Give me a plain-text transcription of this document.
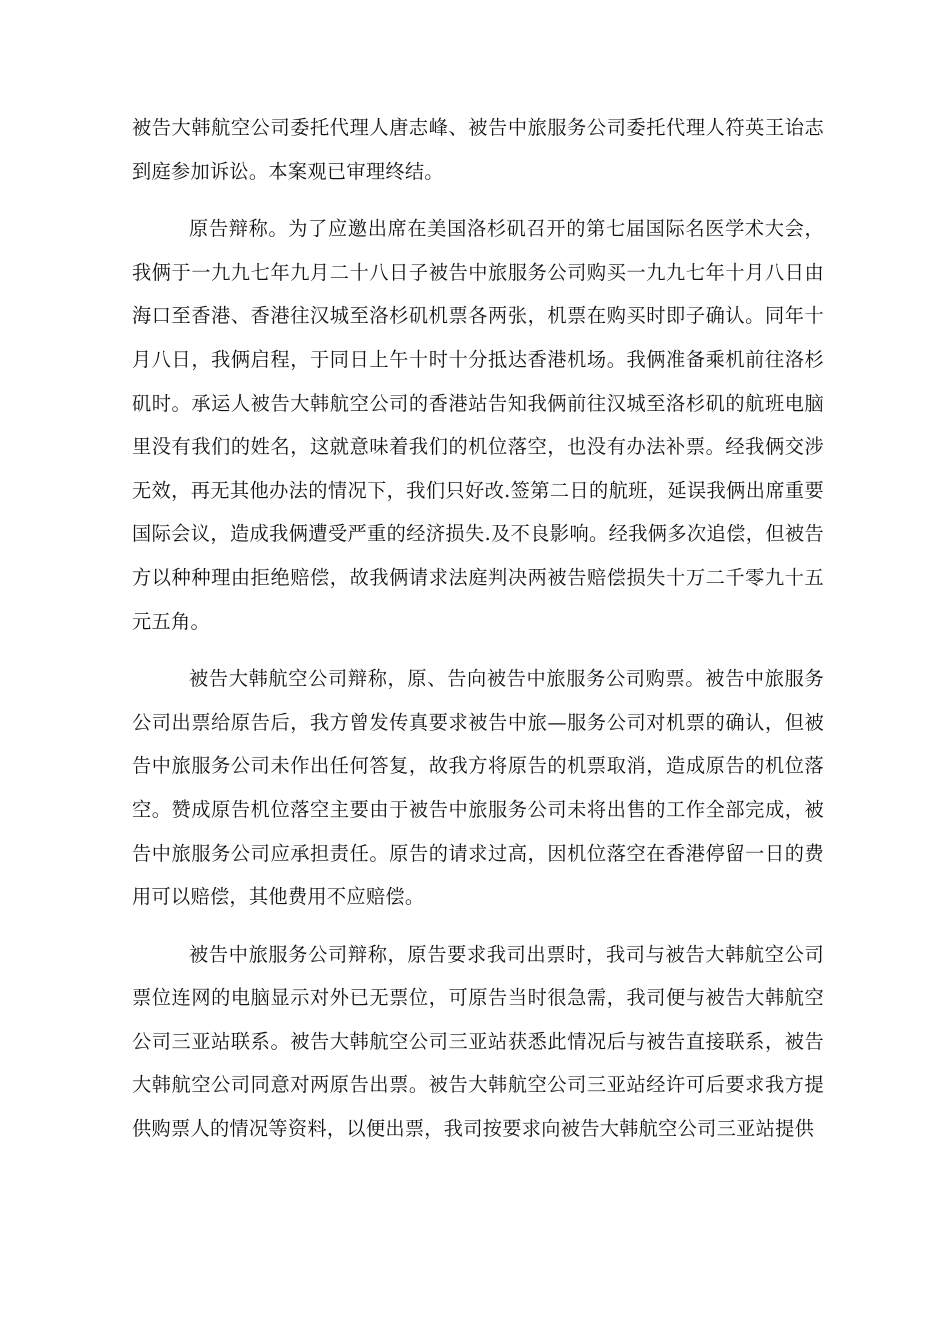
被告大韩航空公司委托代理人唐志峰、被告中旅服务公司委托代理人符英王诒志到庭参加诉讼。本案观已审理终结。

原告辩称。为了应邀出席在美国洛杉矶召开的第七届国际名医学术大会，我俩于一九九七年九月二十八日子被告中旅服务公司购买一九九七年十月八日由海口至香港、香港往汉城至洛杉矶机票各两张，机票在购买时即子确认。同年十月八日，我俩启程，于同日上午十时十分抵达香港机场。我俩准备乘机前往洛杉矶时。承运人被告大韩航空公司的香港站告知我俩前往汉城至洛杉矶的航班电脑里没有我们的姓名，这就意味着我们的机位落空，也没有办法补票。经我俩交涉无效，再无其他办法的情况下，我们只好改.签第二日的航班，延误我俩出席重要国际会议，造成我俩遭受严重的经济损失.及不良影响。经我俩多次追偿，但被告方以种种理由拒绝赔偿，故我俩请求法庭判决两被告赔偿损失十万二千零九十五元五角。

被告大韩航空公司辩称，原、告向被告中旅服务公司购票。被告中旅服务公司出票给原告后，我方曾发传真要求被告中旅—服务公司对机票的确认，但被告中旅服务公司未作出任何答复，故我方将原告的机票取消，造成原告的机位落空。赞成原告机位落空主要由于被告中旅服务公司未将出售的工作全部完成，被告中旅服务公司应承担责任。原告的请求过高，因机位落空在香港停留一日的费用可以赔偿，其他费用不应赔偿。

被告中旅服务公司辩称，原告要求我司出票时，我司与被告大韩航空公司票位连网的电脑显示对外已无票位，可原告当时很急需，我司便与被告大韩航空公司三亚站联系。被告大韩航空公司三亚站获悉此情况后与被告直接联系，被告大韩航空公司同意对两原告出票。被告大韩航空公司三亚站经许可后要求我方提供购票人的情况等资料，以便出票，我司按要求向被告大韩航空公司三亚站提供
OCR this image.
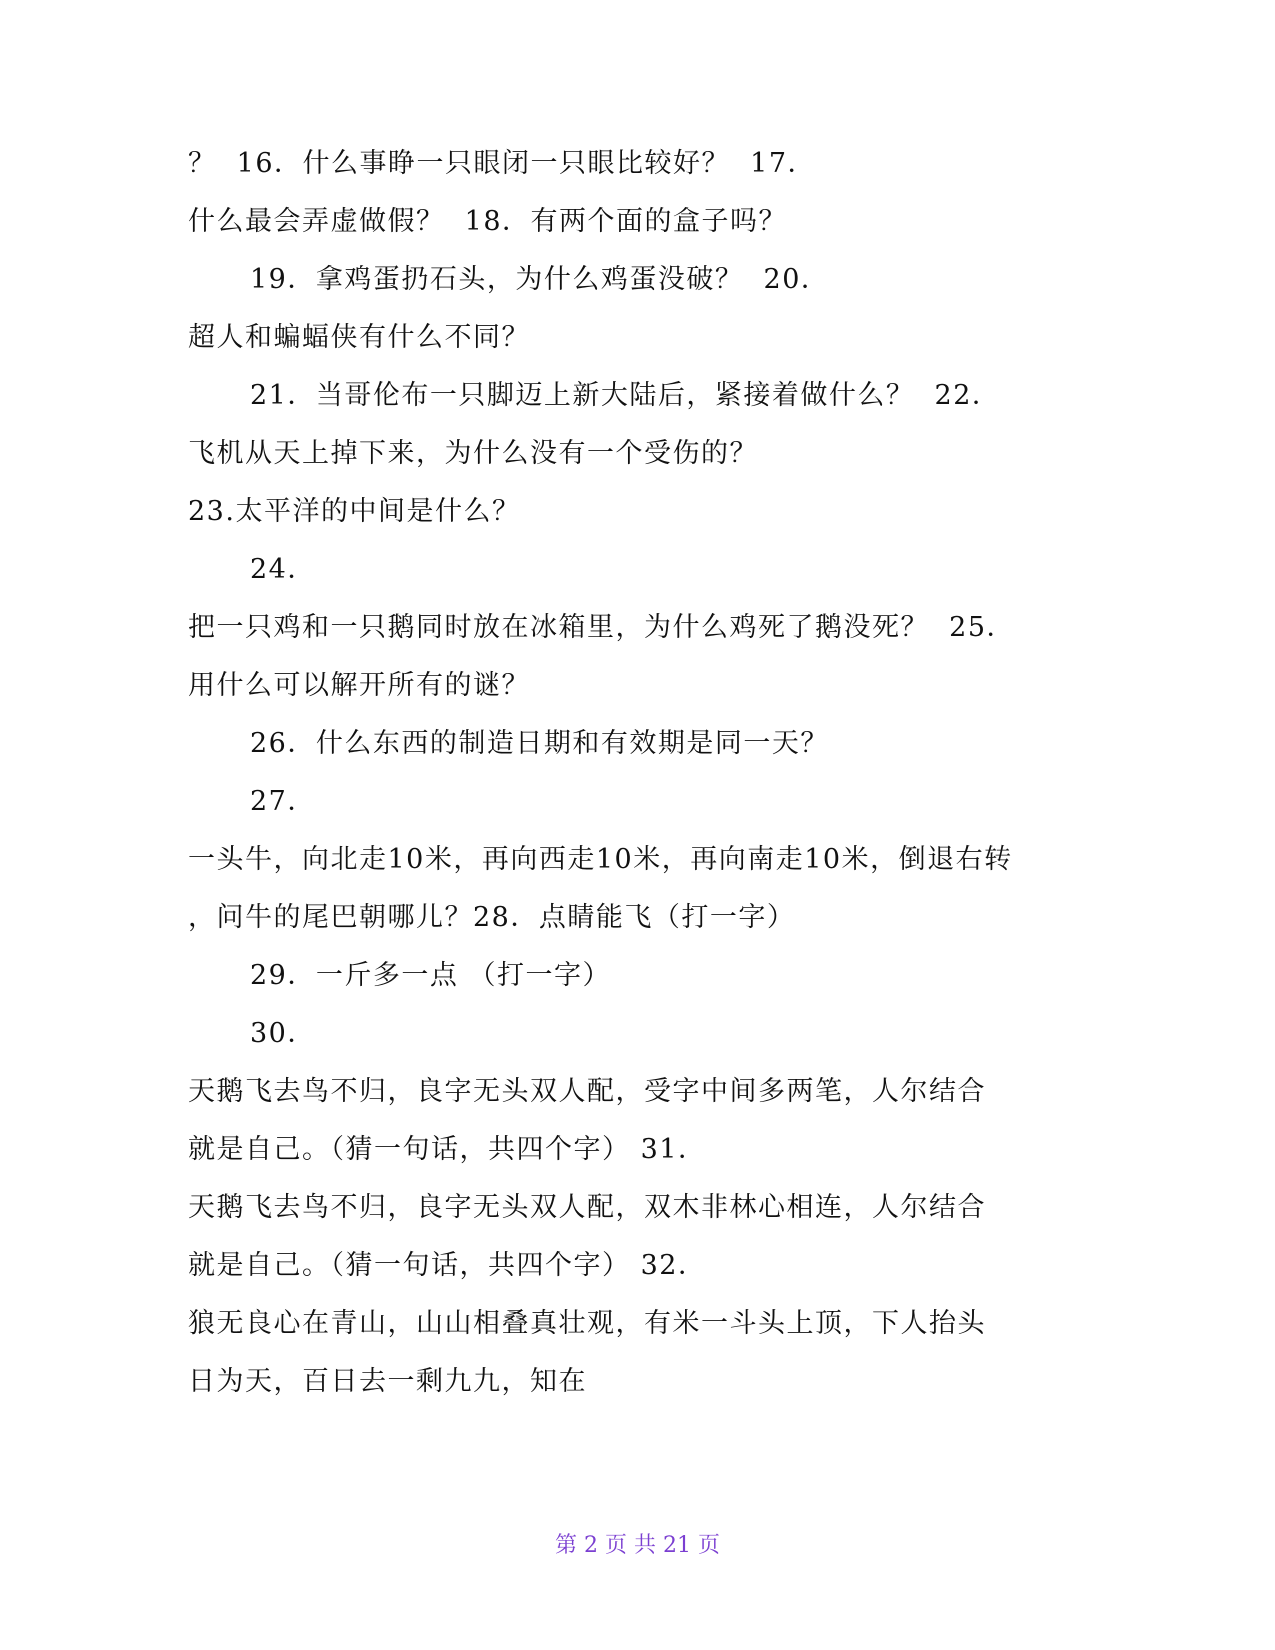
？  16．什么事睁一只眼闭一只眼比较好？  17．
什么最会弄虚做假？  18．有两个面的盒子吗？
19．拿鸡蛋扔石头，为什么鸡蛋没破？  20．
超人和蝙蝠侠有什么不同？
21．当哥伦布一只脚迈上新大陆后，紧接着做什么？  22．
飞机从天上掉下来，为什么没有一个受伤的？
23.太平洋的中间是什么？
24．
把一只鸡和一只鹅同时放在冰箱里，为什么鸡死了鹅没死？  25．
用什么可以解开所有的谜？
26．什么东西的制造日期和有效期是同一天？
27．
一头牛，向北走10米，再向西走10米，再向南走10米，倒退右转
，问牛的尾巴朝哪儿？28．点睛能飞（打一字）
29．一斤多一点 （打一字）
30．
天鹅飞去鸟不归，良字无头双人配，受字中间多两笔，人尔结合
就是自己。（猜一句话，共四个字） 31．
天鹅飞去鸟不归，良字无头双人配，双木非林心相连，人尔结合
就是自己。（猜一句话，共四个字） 32．
狼无良心在青山，山山相叠真壮观，有米一斗头上顶，下人抬头
日为天，百日去一剩九九，知在
第 2 页 共 21 页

WRITTEN PROBLEM: Print every record above exactly as written, leaving out the pictures.

FINAL ANSWER:
Give me a plain-text transcription of this document.
被告大韩航空公司委托代理人唐志峰、被告中旅服务公司委托代理人符英王诒志到庭参加诉讼。本案观已审理终结。

原告辩称。为了应邀出席在美国洛杉矶召开的第七届国际名医学术大会，我俩于一九九七年九月二十八日子被告中旅服务公司购买一九九七年十月八日由海口至香港、香港往汉城至洛杉矶机票各两张，机票在购买时即子确认。同年十月八日，我俩启程，于同日上午十时十分抵达香港机场。我俩准备乘机前往洛杉矶时。承运人被告大韩航空公司的香港站告知我俩前往汉城至洛杉矶的航班电脑里没有我们的姓名，这就意味着我们的机位落空，也没有办法补票。经我俩交涉无效，再无其他办法的情况下，我们只好改.签第二日的航班，延误我俩出席重要国际会议，造成我俩遭受严重的经济损失.及不良影响。经我俩多次追偿，但被告方以种种理由拒绝赔偿，故我俩请求法庭判决两被告赔偿损失十万二千零九十五元五角。

被告大韩航空公司辩称，原、告向被告中旅服务公司购票。被告中旅服务公司出票给原告后，我方曾发传真要求被告中旅—服务公司对机票的确认，但被告中旅服务公司未作出任何答复，故我方将原告的机票取消，造成原告的机位落空。赞成原告机位落空主要由于被告中旅服务公司未将出售的工作全部完成，被告中旅服务公司应承担责任。原告的请求过高，因机位落空在香港停留一日的费用可以赔偿，其他费用不应赔偿。

被告中旅服务公司辩称，原告要求我司出票时，我司与被告大韩航空公司票位连网的电脑显示对外已无票位，可原告当时很急需，我司便与被告大韩航空公司三亚站联系。被告大韩航空公司三亚站获悉此情况后与被告直接联系，被告大韩航空公司同意对两原告出票。被告大韩航空公司三亚站经许可后要求我方提供购票人的情况等资料，以便出票，我司按要求向被告大韩航空公司三亚站提供
OCR this image.
？  16．什么事睁一只眼闭一只眼比较好？  17．
什么最会弄虚做假？  18．有两个面的盒子吗？
19．拿鸡蛋扔石头，为什么鸡蛋没破？  20．
超人和蝙蝠侠有什么不同？
21．当哥伦布一只脚迈上新大陆后，紧接着做什么？  22．
飞机从天上掉下来，为什么没有一个受伤的？
23.太平洋的中间是什么？
24．
把一只鸡和一只鹅同时放在冰箱里，为什么鸡死了鹅没死？  25．
用什么可以解开所有的谜？
26．什么东西的制造日期和有效期是同一天？
27．
一头牛，向北走10米，再向西走10米，再向南走10米，倒退右转
，问牛的尾巴朝哪儿？28．点睛能飞（打一字）
29．一斤多一点 （打一字）
30．
天鹅飞去鸟不归，良字无头双人配，受字中间多两笔，人尔结合
就是自己。（猜一句话，共四个字） 31．
天鹅飞去鸟不归，良字无头双人配，双木非林心相连，人尔结合
就是自己。（猜一句话，共四个字） 32．
狼无良心在青山，山山相叠真壮观，有米一斗头上顶，下人抬头
日为天，百日去一剩九九，知在
第 2 页 共 21 页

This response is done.